— begin —
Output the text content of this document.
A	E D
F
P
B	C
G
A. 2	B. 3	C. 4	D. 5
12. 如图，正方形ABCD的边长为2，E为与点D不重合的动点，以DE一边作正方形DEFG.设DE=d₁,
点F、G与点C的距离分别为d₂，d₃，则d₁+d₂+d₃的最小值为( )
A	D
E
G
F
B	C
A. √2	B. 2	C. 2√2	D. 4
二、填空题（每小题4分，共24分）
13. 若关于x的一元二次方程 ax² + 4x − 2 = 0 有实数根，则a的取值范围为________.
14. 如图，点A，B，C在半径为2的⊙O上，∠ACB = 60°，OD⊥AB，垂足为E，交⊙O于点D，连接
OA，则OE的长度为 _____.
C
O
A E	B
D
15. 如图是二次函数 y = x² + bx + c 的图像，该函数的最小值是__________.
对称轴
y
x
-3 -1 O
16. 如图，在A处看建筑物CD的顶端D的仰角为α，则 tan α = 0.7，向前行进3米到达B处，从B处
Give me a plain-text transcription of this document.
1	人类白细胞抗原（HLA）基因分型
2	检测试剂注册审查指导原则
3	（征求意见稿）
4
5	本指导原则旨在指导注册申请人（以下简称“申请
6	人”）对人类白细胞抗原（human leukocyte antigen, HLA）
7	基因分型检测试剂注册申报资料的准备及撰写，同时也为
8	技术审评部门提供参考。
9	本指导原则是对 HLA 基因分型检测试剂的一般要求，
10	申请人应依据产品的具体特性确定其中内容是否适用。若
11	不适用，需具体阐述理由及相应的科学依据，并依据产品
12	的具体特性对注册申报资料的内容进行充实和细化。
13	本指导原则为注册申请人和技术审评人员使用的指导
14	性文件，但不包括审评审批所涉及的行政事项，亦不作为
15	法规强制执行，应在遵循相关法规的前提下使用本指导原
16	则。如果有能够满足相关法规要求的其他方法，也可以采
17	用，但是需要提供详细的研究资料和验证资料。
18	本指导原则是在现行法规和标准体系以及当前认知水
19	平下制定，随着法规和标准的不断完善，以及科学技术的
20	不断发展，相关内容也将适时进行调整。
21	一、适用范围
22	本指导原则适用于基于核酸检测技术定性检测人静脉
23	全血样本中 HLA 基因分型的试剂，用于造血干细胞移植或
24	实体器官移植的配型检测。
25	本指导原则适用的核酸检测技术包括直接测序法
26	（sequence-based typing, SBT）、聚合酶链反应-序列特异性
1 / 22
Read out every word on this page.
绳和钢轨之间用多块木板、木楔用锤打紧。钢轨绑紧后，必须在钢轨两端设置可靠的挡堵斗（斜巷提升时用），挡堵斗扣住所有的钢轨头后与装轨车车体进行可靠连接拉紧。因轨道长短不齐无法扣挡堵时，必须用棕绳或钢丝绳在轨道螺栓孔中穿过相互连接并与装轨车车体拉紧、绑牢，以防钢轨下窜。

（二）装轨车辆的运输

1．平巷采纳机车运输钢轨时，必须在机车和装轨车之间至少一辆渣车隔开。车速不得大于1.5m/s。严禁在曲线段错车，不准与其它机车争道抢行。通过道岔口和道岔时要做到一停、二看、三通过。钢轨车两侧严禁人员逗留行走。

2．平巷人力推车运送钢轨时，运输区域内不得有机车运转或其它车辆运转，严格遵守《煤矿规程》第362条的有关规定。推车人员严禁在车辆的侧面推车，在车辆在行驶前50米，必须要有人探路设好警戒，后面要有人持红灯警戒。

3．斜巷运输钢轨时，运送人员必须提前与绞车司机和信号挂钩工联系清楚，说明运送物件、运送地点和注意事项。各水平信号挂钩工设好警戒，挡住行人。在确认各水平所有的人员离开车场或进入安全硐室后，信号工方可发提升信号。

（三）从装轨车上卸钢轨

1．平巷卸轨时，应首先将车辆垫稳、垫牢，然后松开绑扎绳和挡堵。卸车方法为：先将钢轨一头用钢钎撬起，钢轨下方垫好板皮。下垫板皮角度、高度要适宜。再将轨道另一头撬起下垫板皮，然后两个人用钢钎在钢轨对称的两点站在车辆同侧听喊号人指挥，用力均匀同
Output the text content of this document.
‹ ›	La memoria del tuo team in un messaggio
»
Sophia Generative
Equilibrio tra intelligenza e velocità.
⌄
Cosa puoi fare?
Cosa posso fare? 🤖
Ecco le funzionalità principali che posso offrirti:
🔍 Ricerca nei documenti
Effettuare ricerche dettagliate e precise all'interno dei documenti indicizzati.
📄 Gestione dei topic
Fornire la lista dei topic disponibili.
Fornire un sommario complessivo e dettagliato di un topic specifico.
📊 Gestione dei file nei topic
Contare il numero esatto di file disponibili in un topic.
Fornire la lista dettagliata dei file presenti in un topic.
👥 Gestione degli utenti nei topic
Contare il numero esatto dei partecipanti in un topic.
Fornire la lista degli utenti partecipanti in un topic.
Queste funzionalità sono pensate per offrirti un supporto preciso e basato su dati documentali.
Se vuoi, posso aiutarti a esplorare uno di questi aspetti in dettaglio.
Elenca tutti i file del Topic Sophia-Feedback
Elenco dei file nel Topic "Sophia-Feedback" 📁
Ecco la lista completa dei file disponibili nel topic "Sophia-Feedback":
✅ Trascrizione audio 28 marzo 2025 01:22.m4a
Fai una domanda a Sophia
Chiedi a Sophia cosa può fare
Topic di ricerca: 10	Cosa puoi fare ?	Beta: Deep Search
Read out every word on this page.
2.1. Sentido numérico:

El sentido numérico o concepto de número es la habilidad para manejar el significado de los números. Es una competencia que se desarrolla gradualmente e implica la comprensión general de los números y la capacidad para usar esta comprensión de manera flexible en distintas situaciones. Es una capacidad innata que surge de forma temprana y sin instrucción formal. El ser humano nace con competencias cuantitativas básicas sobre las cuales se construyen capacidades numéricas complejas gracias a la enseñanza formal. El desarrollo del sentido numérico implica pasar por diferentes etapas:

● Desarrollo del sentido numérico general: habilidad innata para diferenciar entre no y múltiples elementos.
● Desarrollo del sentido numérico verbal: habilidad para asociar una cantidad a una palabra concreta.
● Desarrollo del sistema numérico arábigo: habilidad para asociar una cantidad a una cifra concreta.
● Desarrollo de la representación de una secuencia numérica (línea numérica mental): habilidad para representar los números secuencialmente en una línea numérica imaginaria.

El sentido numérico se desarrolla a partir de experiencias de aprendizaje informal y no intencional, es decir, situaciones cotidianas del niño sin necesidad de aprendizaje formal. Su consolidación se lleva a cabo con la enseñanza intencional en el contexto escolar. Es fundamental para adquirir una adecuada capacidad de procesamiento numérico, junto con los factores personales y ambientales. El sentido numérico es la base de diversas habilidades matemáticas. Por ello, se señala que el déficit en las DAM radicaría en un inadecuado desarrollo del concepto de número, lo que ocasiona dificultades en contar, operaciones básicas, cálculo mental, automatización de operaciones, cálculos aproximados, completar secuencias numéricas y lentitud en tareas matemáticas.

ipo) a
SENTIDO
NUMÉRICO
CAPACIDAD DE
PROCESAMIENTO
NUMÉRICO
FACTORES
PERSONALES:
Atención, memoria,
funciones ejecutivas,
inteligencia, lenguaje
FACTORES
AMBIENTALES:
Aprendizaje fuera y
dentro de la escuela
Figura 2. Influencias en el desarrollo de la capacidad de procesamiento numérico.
— end —
## OBJECTIVE
Extract every record. Keep wording exact.

## RESULT FOR THIS EXERCISE
Output the text content of this document.
A	E D
F
P
B	C
G
A. 2	B. 3	C. 4	D. 5
12. 如图，正方形ABCD的边长为2，E为与点D不重合的动点，以DE一边作正方形DEFG.设DE=d₁,
点F、G与点C的距离分别为d₂，d₃，则d₁+d₂+d₃的最小值为( )
A	D
E
G
F
B	C
A. √2	B. 2	C. 2√2	D. 4
二、填空题（每小题4分，共24分）
13. 若关于x的一元二次方程 ax² + 4x − 2 = 0 有实数根，则a的取值范围为________.
14. 如图，点A，B，C在半径为2的⊙O上，∠ACB = 60°，OD⊥AB，垂足为E，交⊙O于点D，连接
OA，则OE的长度为 _____.
C
O
A E	B
D
15. 如图是二次函数 y = x² + bx + c 的图像，该函数的最小值是__________.
对称轴
y
x
-3 -1 O
16. 如图，在A处看建筑物CD的顶端D的仰角为α，则 tan α = 0.7，向前行进3米到达B处，从B处
Give me a plain-text transcription of this document.
1	人类白细胞抗原（HLA）基因分型
2	检测试剂注册审查指导原则
3	（征求意见稿）
4
5	本指导原则旨在指导注册申请人（以下简称“申请
6	人”）对人类白细胞抗原（human leukocyte antigen, HLA）
7	基因分型检测试剂注册申报资料的准备及撰写，同时也为
8	技术审评部门提供参考。
9	本指导原则是对 HLA 基因分型检测试剂的一般要求，
10	申请人应依据产品的具体特性确定其中内容是否适用。若
11	不适用，需具体阐述理由及相应的科学依据，并依据产品
12	的具体特性对注册申报资料的内容进行充实和细化。
13	本指导原则为注册申请人和技术审评人员使用的指导
14	性文件，但不包括审评审批所涉及的行政事项，亦不作为
15	法规强制执行，应在遵循相关法规的前提下使用本指导原
16	则。如果有能够满足相关法规要求的其他方法，也可以采
17	用，但是需要提供详细的研究资料和验证资料。
18	本指导原则是在现行法规和标准体系以及当前认知水
19	平下制定，随着法规和标准的不断完善，以及科学技术的
20	不断发展，相关内容也将适时进行调整。
21	一、适用范围
22	本指导原则适用于基于核酸检测技术定性检测人静脉
23	全血样本中 HLA 基因分型的试剂，用于造血干细胞移植或
24	实体器官移植的配型检测。
25	本指导原则适用的核酸检测技术包括直接测序法
26	（sequence-based typing, SBT）、聚合酶链反应-序列特异性
1 / 22
Read out every word on this page.
绳和钢轨之间用多块木板、木楔用锤打紧。钢轨绑紧后，必须在钢轨两端设置可靠的挡堵斗（斜巷提升时用），挡堵斗扣住所有的钢轨头后与装轨车车体进行可靠连接拉紧。因轨道长短不齐无法扣挡堵时，必须用棕绳或钢丝绳在轨道螺栓孔中穿过相互连接并与装轨车车体拉紧、绑牢，以防钢轨下窜。

（二）装轨车辆的运输

1．平巷采纳机车运输钢轨时，必须在机车和装轨车之间至少一辆渣车隔开。车速不得大于1.5m/s。严禁在曲线段错车，不准与其它机车争道抢行。通过道岔口和道岔时要做到一停、二看、三通过。钢轨车两侧严禁人员逗留行走。

2．平巷人力推车运送钢轨时，运输区域内不得有机车运转或其它车辆运转，严格遵守《煤矿规程》第362条的有关规定。推车人员严禁在车辆的侧面推车，在车辆在行驶前50米，必须要有人探路设好警戒，后面要有人持红灯警戒。

3．斜巷运输钢轨时，运送人员必须提前与绞车司机和信号挂钩工联系清楚，说明运送物件、运送地点和注意事项。各水平信号挂钩工设好警戒，挡住行人。在确认各水平所有的人员离开车场或进入安全硐室后，信号工方可发提升信号。

（三）从装轨车上卸钢轨

1．平巷卸轨时，应首先将车辆垫稳、垫牢，然后松开绑扎绳和挡堵。卸车方法为：先将钢轨一头用钢钎撬起，钢轨下方垫好板皮。下垫板皮角度、高度要适宜。再将轨道另一头撬起下垫板皮，然后两个人用钢钎在钢轨对称的两点站在车辆同侧听喊号人指挥，用力均匀同
Output the text content of this document.
‹ ›	La memoria del tuo team in un messaggio
»
Sophia Generative
Equilibrio tra intelligenza e velocità.
⌄
Cosa puoi fare?
Cosa posso fare? 🤖
Ecco le funzionalità principali che posso offrirti:
🔍 Ricerca nei documenti
Effettuare ricerche dettagliate e precise all'interno dei documenti indicizzati.
📄 Gestione dei topic
Fornire la lista dei topic disponibili.
Fornire un sommario complessivo e dettagliato di un topic specifico.
📊 Gestione dei file nei topic
Contare il numero esatto di file disponibili in un topic.
Fornire la lista dettagliata dei file presenti in un topic.
👥 Gestione degli utenti nei topic
Contare il numero esatto dei partecipanti in un topic.
Fornire la lista degli utenti partecipanti in un topic.
Queste funzionalità sono pensate per offrirti un supporto preciso e basato su dati documentali.
Se vuoi, posso aiutarti a esplorare uno di questi aspetti in dettaglio.
Elenca tutti i file del Topic Sophia-Feedback
Elenco dei file nel Topic "Sophia-Feedback" 📁
Ecco la lista completa dei file disponibili nel topic "Sophia-Feedback":
✅ Trascrizione audio 28 marzo 2025 01:22.m4a
Fai una domanda a Sophia
Chiedi a Sophia cosa può fare
Topic di ricerca: 10	Cosa puoi fare ?	Beta: Deep Search
Read out every word on this page.
2.1. Sentido numérico:

El sentido numérico o concepto de número es la habilidad para manejar el significado de los números. Es una competencia que se desarrolla gradualmente e implica la comprensión general de los números y la capacidad para usar esta comprensión de manera flexible en distintas situaciones. Es una capacidad innata que surge de forma temprana y sin instrucción formal. El ser humano nace con competencias cuantitativas básicas sobre las cuales se construyen capacidades numéricas complejas gracias a la enseñanza formal. El desarrollo del sentido numérico implica pasar por diferentes etapas:

● Desarrollo del sentido numérico general: habilidad innata para diferenciar entre no y múltiples elementos.
● Desarrollo del sentido numérico verbal: habilidad para asociar una cantidad a una palabra concreta.
● Desarrollo del sistema numérico arábigo: habilidad para asociar una cantidad a una cifra concreta.
● Desarrollo de la representación de una secuencia numérica (línea numérica mental): habilidad para representar los números secuencialmente en una línea numérica imaginaria.

El sentido numérico se desarrolla a partir de experiencias de aprendizaje informal y no intencional, es decir, situaciones cotidianas del niño sin necesidad de aprendizaje formal. Su consolidación se lleva a cabo con la enseñanza intencional en el contexto escolar. Es fundamental para adquirir una adecuada capacidad de procesamiento numérico, junto con los factores personales y ambientales. El sentido numérico es la base de diversas habilidades matemáticas. Por ello, se señala que el déficit en las DAM radicaría en un inadecuado desarrollo del concepto de número, lo que ocasiona dificultades en contar, operaciones básicas, cálculo mental, automatización de operaciones, cálculos aproximados, completar secuencias numéricas y lentitud en tareas matemáticas.

ipo) a
SENTIDO
NUMÉRICO
CAPACIDAD DE
PROCESAMIENTO
NUMÉRICO
FACTORES
PERSONALES:
Atención, memoria,
funciones ejecutivas,
inteligencia, lenguaje
FACTORES
AMBIENTALES:
Aprendizaje fuera y
dentro de la escuela
Figura 2. Influencias en el desarrollo de la capacidad de procesamiento numérico.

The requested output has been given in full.